YOUR GOAL :: Reproduce the lines below exactly, leaving the pictures out of your answer.
— Begin MATERIALS PROVIDED —
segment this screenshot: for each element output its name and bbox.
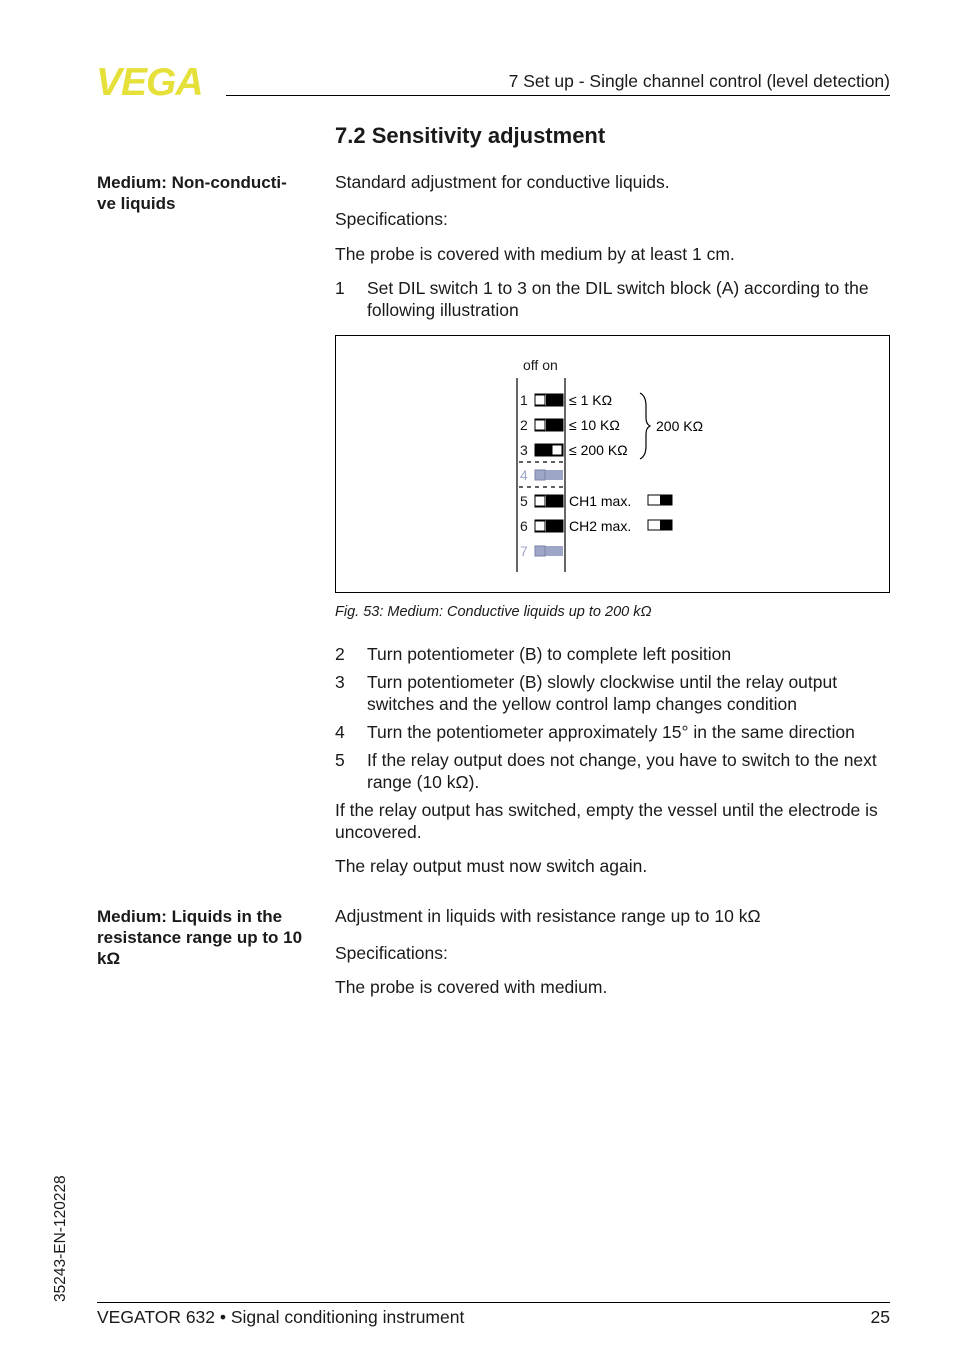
step-number: 1 — [335, 278, 345, 298]
page-number: 25 — [870, 1307, 890, 1327]
figure-caption: Fig. 53: Medium: Conductive liquids up to 200 kΩ — [335, 604, 652, 620]
range-label-1: ≤ 1 KΩ — [569, 392, 613, 408]
step-text: Set DIL switch 1 to 3 on the DIL switch block (A) according to the following illustration — [367, 278, 869, 320]
range-label-2: ≤ 10 KΩ — [569, 417, 620, 433]
switch-number: 5 — [520, 493, 528, 509]
footer-title: VEGATOR 632 • Signal conditioning instrument — [97, 1307, 465, 1327]
step-number: 5 — [335, 750, 345, 770]
range-label-3: ≤ 200 KΩ — [569, 442, 628, 458]
step-number: 2 — [335, 644, 345, 664]
step-4 — [335, 721, 890, 743]
step-5 — [335, 749, 890, 793]
step-text: Turn potentiometer (B) slowly clockwise until the relay output switches and the yellow control lamp changes condition — [367, 672, 838, 714]
dil-switch-4 — [520, 467, 563, 483]
block2-spec: The probe is covered with medium. — [335, 977, 608, 997]
range-brace — [640, 393, 650, 459]
switch-knob — [535, 420, 545, 430]
logo-text: VEGA — [96, 64, 203, 98]
switch-number: 2 — [520, 417, 528, 433]
dil-switch-2 — [520, 417, 563, 433]
switch-knob — [535, 521, 545, 531]
switch-group — [520, 392, 563, 559]
dil-switch-diagram — [336, 336, 889, 592]
step-1 — [335, 277, 890, 321]
intro-paragraph: Standard adjustment for conductive liquids. — [335, 172, 670, 192]
step-number: 3 — [335, 672, 345, 692]
side-label-line1: Medium: Non-conducti- — [97, 173, 287, 192]
dil-switch-3 — [520, 442, 563, 458]
side-label-non-conductive — [97, 172, 312, 214]
document-id: 35243-EN-120228 — [52, 1175, 69, 1302]
switch-number: 3 — [520, 442, 528, 458]
switch-knob — [535, 470, 545, 480]
switch-number: 4 — [520, 467, 528, 483]
dil-switch-6 — [520, 518, 563, 534]
switch-knob — [535, 546, 545, 556]
step-number: 4 — [335, 722, 345, 742]
ch1-max-switch-icon — [648, 495, 672, 505]
after-paragraph-2: The relay output must now switch again. — [335, 856, 648, 876]
dil-switch-1 — [520, 392, 563, 408]
section-heading: 7.2 Sensitivity adjustment — [335, 123, 606, 148]
block2-intro: Adjustment in liquids with resistance range up to 10 kΩ — [335, 906, 761, 926]
ch2-max-switch-icon — [648, 520, 672, 530]
switch-number: 6 — [520, 518, 528, 534]
switch-knob — [535, 395, 545, 405]
dil-switch-5 — [520, 493, 563, 509]
ch2-label: CH2 max. — [569, 518, 632, 534]
header-rule — [226, 95, 890, 96]
switch-number: 7 — [520, 543, 528, 559]
switch-fill — [546, 520, 563, 532]
switch-knob — [552, 445, 562, 455]
step-3 — [335, 671, 890, 715]
step-text: Turn potentiometer (B) to complete left position — [367, 644, 732, 664]
spec-paragraph: The probe is covered with medium by at least 1 cm. — [335, 244, 735, 264]
side-label-resistance-range: Medium: Liquids in the resistance range up to 10 kΩ — [97, 907, 303, 968]
dil-switch-7 — [520, 543, 563, 559]
chapter-title: 7 Set up - Single channel control (level detection) — [508, 71, 890, 91]
brace-label: 200 KΩ — [656, 418, 704, 434]
footer-rule — [97, 1302, 890, 1303]
switch-fill — [535, 444, 552, 456]
block2-specifications-label: Specifications: — [335, 943, 448, 963]
step-text: Turn the potentiometer approximately 15° in the same direction — [367, 722, 855, 742]
dil-switch-figure — [335, 335, 890, 593]
ch1-label: CH1 max. — [569, 493, 632, 509]
step-text: If the relay output does not change, you have to switch to the next range (10 kΩ). — [367, 750, 877, 792]
specifications-label: Specifications: — [335, 209, 448, 229]
switch-fill — [546, 495, 563, 507]
step-2 — [335, 643, 890, 665]
switch-fill — [546, 394, 563, 406]
side-label-line2: ve liquids — [97, 194, 176, 213]
switch-knob — [535, 496, 545, 506]
off-on-label: off on — [523, 357, 558, 373]
vega-logo — [96, 64, 220, 98]
after-paragraph-1: If the relay output has switched, empty the vessel until the electrode is uncovered. — [335, 800, 878, 842]
switch-fill — [546, 419, 563, 431]
switch-number: 1 — [520, 392, 528, 408]
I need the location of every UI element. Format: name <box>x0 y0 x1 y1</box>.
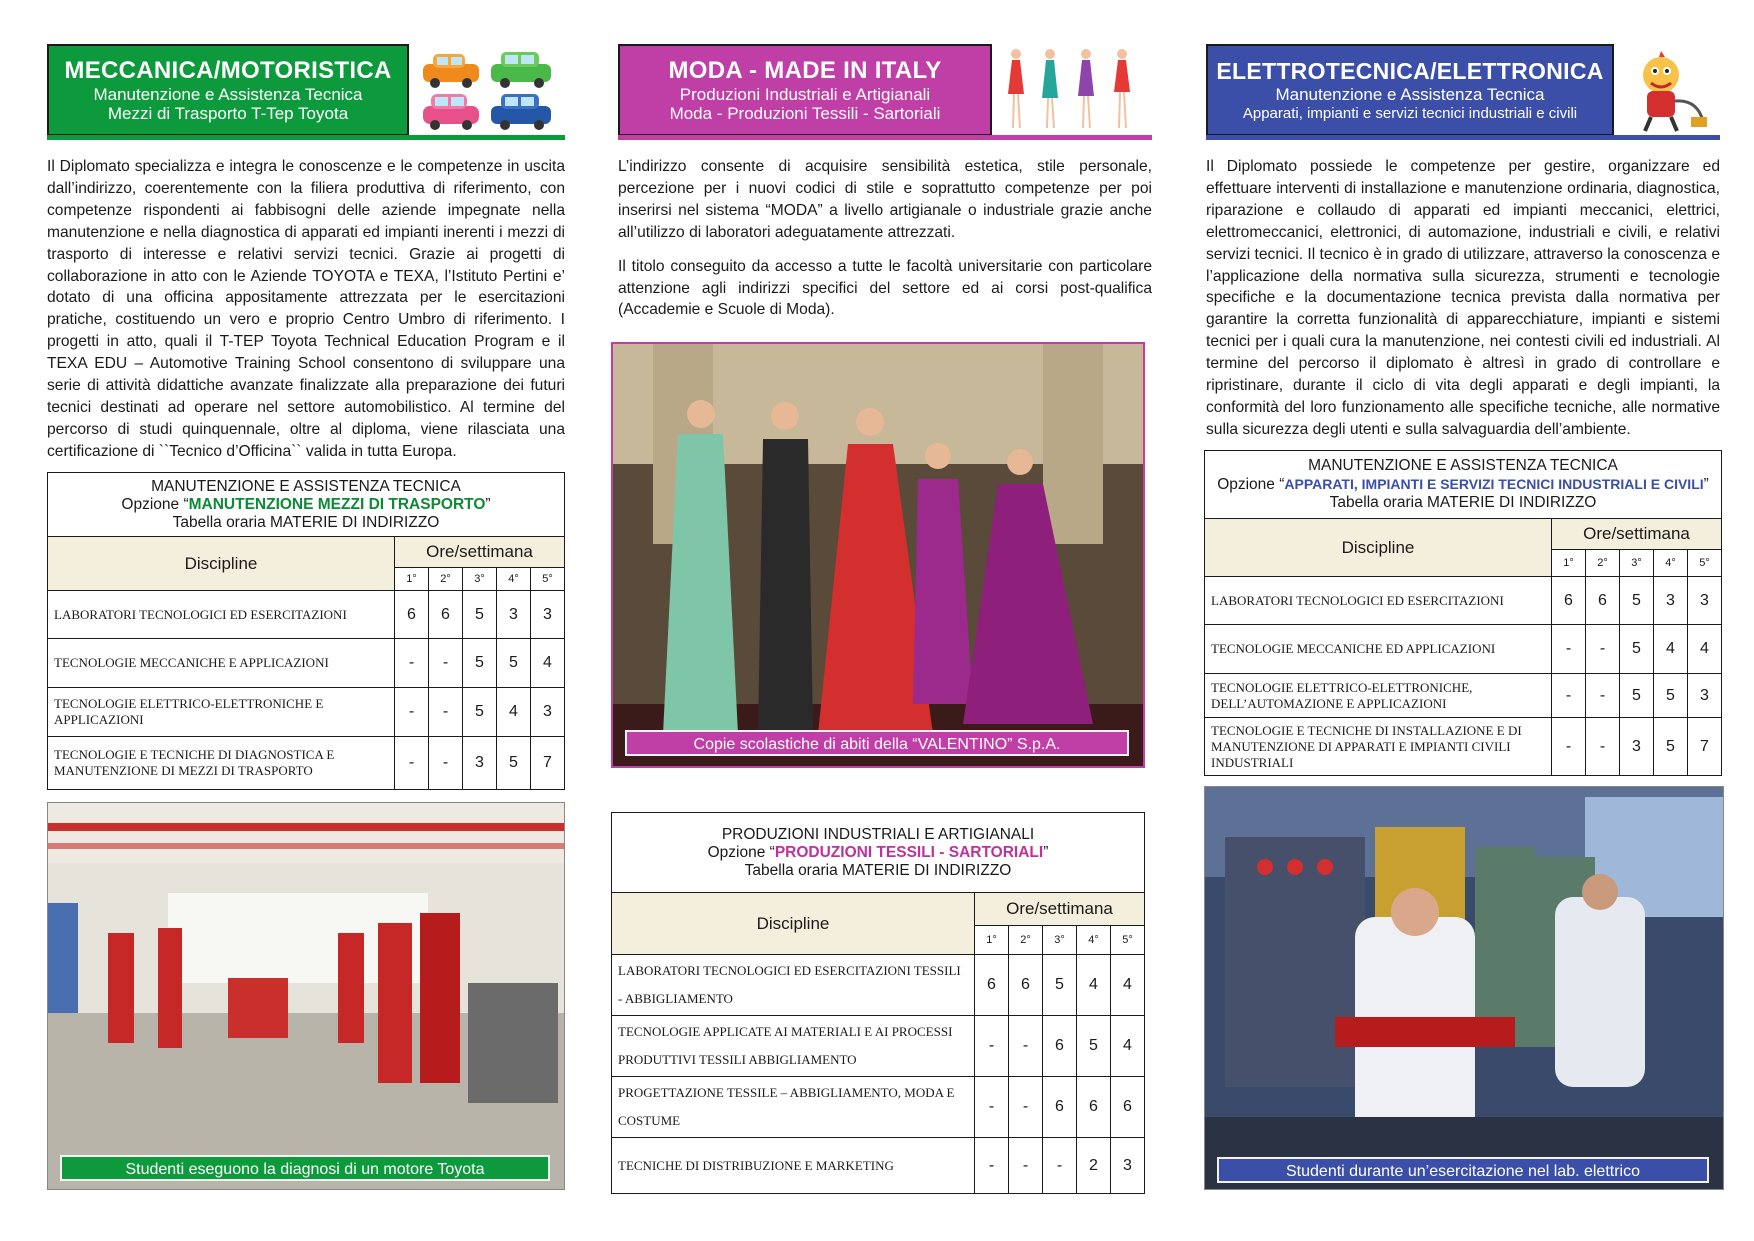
— End MATERIALS PROVIDED —
SOLUTION FOR THIS EXERCISE ::
segment this screenshot: for each element output its name and bbox.
step-number: 1 — [335, 278, 345, 298]
page-number: 25 — [870, 1307, 890, 1327]
figure-caption: Fig. 53: Medium: Conductive liquids up to 200 kΩ — [335, 604, 652, 620]
range-label-1: ≤ 1 KΩ — [569, 392, 613, 408]
step-text: Set DIL switch 1 to 3 on the DIL switch block (A) according to the following illustration — [367, 278, 869, 320]
range-label-2: ≤ 10 KΩ — [569, 417, 620, 433]
switch-number: 5 — [520, 493, 528, 509]
footer-title: VEGATOR 632 • Signal conditioning instrument — [97, 1307, 465, 1327]
step-number: 5 — [335, 750, 345, 770]
range-label-3: ≤ 200 KΩ — [569, 442, 628, 458]
step-number: 2 — [335, 644, 345, 664]
step-4 — [335, 721, 890, 743]
step-5 — [335, 749, 890, 793]
step-text: Turn potentiometer (B) slowly clockwise until the relay output switches and the yellow control lamp changes condition — [367, 672, 838, 714]
dil-switch-4 — [520, 467, 563, 483]
block2-spec: The probe is covered with medium. — [335, 977, 608, 997]
range-brace — [640, 393, 650, 459]
switch-knob — [535, 420, 545, 430]
logo-text: VEGA — [96, 64, 203, 98]
switch-number: 2 — [520, 417, 528, 433]
dil-switch-2 — [520, 417, 563, 433]
switch-knob — [535, 521, 545, 531]
switch-group — [520, 392, 563, 559]
dil-switch-diagram — [336, 336, 889, 592]
step-1 — [335, 277, 890, 321]
intro-paragraph: Standard adjustment for conductive liquids. — [335, 172, 670, 192]
step-number: 3 — [335, 672, 345, 692]
side-label-line1: Medium: Non-conducti- — [97, 173, 287, 192]
dil-switch-3 — [520, 442, 563, 458]
side-label-non-conductive — [97, 172, 312, 214]
document-id: 35243-EN-120228 — [52, 1175, 69, 1302]
switch-number: 3 — [520, 442, 528, 458]
switch-knob — [535, 470, 545, 480]
switch-number: 4 — [520, 467, 528, 483]
dil-switch-6 — [520, 518, 563, 534]
switch-knob — [535, 546, 545, 556]
step-number: 4 — [335, 722, 345, 742]
ch1-max-switch-icon — [648, 495, 672, 505]
after-paragraph-2: The relay output must now switch again. — [335, 856, 648, 876]
dil-switch-1 — [520, 392, 563, 408]
section-heading: 7.2 Sensitivity adjustment — [335, 123, 606, 148]
block2-intro: Adjustment in liquids with resistance range up to 10 kΩ — [335, 906, 761, 926]
ch2-max-switch-icon — [648, 520, 672, 530]
switch-number: 6 — [520, 518, 528, 534]
switch-knob — [535, 395, 545, 405]
dil-switch-5 — [520, 493, 563, 509]
ch2-label: CH2 max. — [569, 518, 632, 534]
header-rule — [226, 95, 890, 96]
switch-number: 7 — [520, 543, 528, 559]
switch-fill — [546, 520, 563, 532]
switch-knob — [552, 445, 562, 455]
step-3 — [335, 671, 890, 715]
step-text: Turn potentiometer (B) to complete left position — [367, 644, 732, 664]
spec-paragraph: The probe is covered with medium by at least 1 cm. — [335, 244, 735, 264]
side-label-resistance-range: Medium: Liquids in the resistance range up to 10 kΩ — [97, 907, 303, 968]
dil-switch-7 — [520, 543, 563, 559]
chapter-title: 7 Set up - Single channel control (level detection) — [508, 71, 890, 91]
brace-label: 200 KΩ — [656, 418, 704, 434]
footer-rule — [97, 1302, 890, 1303]
switch-fill — [535, 444, 552, 456]
block2-specifications-label: Specifications: — [335, 943, 448, 963]
step-text: Turn the potentiometer approximately 15° in the same direction — [367, 722, 855, 742]
dil-switch-figure — [335, 335, 890, 593]
ch1-label: CH1 max. — [569, 493, 632, 509]
step-text: If the relay output does not change, you have to switch to the next range (10 kΩ). — [367, 750, 877, 792]
specifications-label: Specifications: — [335, 209, 448, 229]
switch-fill — [546, 495, 563, 507]
step-2 — [335, 643, 890, 665]
switch-fill — [546, 394, 563, 406]
side-label-line2: ve liquids — [97, 194, 176, 213]
switch-knob — [535, 496, 545, 506]
off-on-label: off on — [523, 357, 558, 373]
vega-logo — [96, 64, 220, 98]
after-paragraph-1: If the relay output has switched, empty the vessel until the electrode is uncovered. — [335, 800, 878, 842]
switch-fill — [546, 419, 563, 431]
switch-number: 1 — [520, 392, 528, 408]
I need the location of every UI element. Format: name <box>x0 y0 x1 y1</box>.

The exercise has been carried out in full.